#### [Source text]
▬▬▬
On June 4, 1981, a Nebraska estate tax return for the Loyd West estate was filed. This return was signed by respondent after a line on the return stating, "Under penalties of perjury, I declare that I have examined this return, and to the best of my knowledge and belief, it is correct and complete." This return requests information as to eight dollar figures. The return states that the "[t]axable estate (line 3, page 1, Federal Form 706)" is $1,249,611; that the "[g]ross Nebraska estate tax (credit for state death taxes [line 13, page 1, Federal Form 706])" is $48,375; that the inheritance tax paid was $48,375; and that the "[n]et Nebraska estate tax due," the estate tax previously paid to Nebraska, the "TAX DUE," the interest per year, and the "BALANCE DUE" are $0. A "Formal Order for Complete Settlement" was issued by the county judge on June 16, 1981.

The circumstances leading to the state's discovery of this transaction are set out below. With regard to the West estate transactions, the record shows that on November 4, 1983, the Nebraska Tax Commissioner, through the office of the Attorney General of Nebraska, filed a petition in the county court for Knox County to vacate the order approving the inheritance tax determined in the West estate and requesting redetermination of those taxes. After lengthy hearings in the county court, the court ordered that the 1981 inheritance tax determination be set aside and that a redetermination of inheritance tax and Nebraska estate tax be made. This ruling was appealed to the district court for Knox County, where the county court order was affirmed. That affirmance was appealed to this court, where the case is now pending.
▬▬▬
#### [Data extract]

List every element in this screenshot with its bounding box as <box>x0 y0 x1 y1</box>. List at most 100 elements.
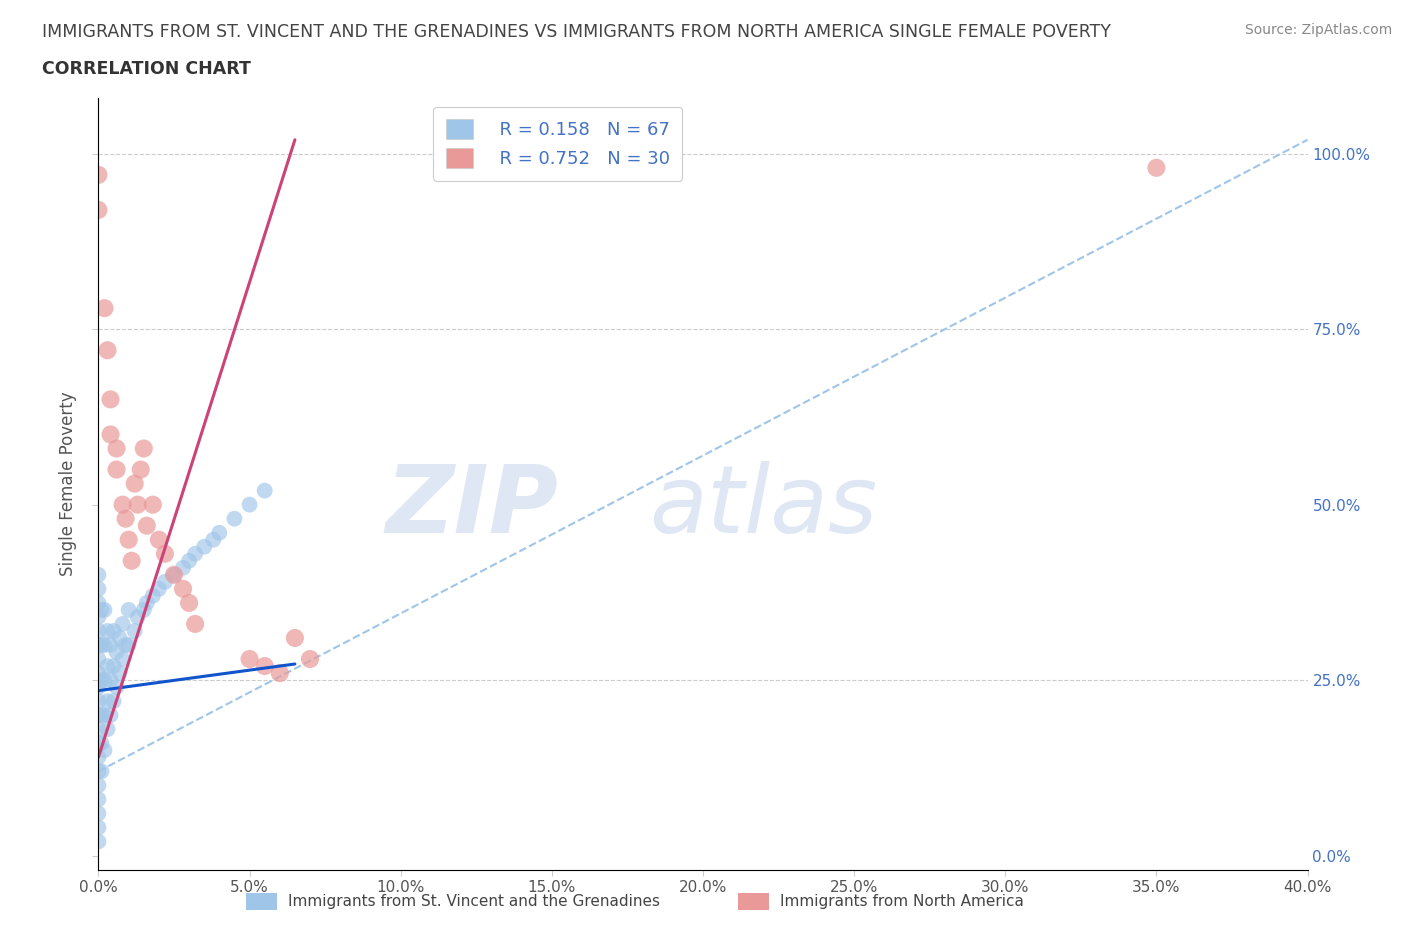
▬▬▬
#### [Exercises]
A. Using the West estate passage, answer:
(i) What amount does the return give as the taxable estate?
(ii) On what date did the county judge issue the "Formal Order for Complete Settlement"?
(iii) In which court did the Nebraska Tax Commissioner file the petition on November 4, 1983?
B. Rewrite the stretch of the West estate passage from "On June 4, 1981, a" through "June 16, 1981.", putting "county court judge" in place of "county judge".

#### [Exercise results]
A.
(i) $1,249,611
(ii) June 16, 1981
(iii) The county court for Knox County

B.
On June 4, 1981, a Nebraska estate tax return for the Loyd West estate was filed. This return was signed by respondent after a line on the return stating, "Under penalties of perjury, I declare that I have examined this return, and to the best of my knowledge and belief, it is correct and complete." This return requests information as to eight dollar figures. The return states that the "[t]axable estate (line 3, page 1, Federal Form 706)" is $1,249,611; that the "[g]ross Nebraska estate tax (credit for state death taxes [line 13, page 1, Federal Form 706])" is $48,375; that the inheritance tax paid was $48,375; and that the "[n]et Nebraska estate tax due," the estate tax previously paid to Nebraska, the "TAX DUE," the interest per year, and the "BALANCE DUE" are $0. A "Formal Order for Complete Settlement" was issued by the county court judge on June 16, 1981.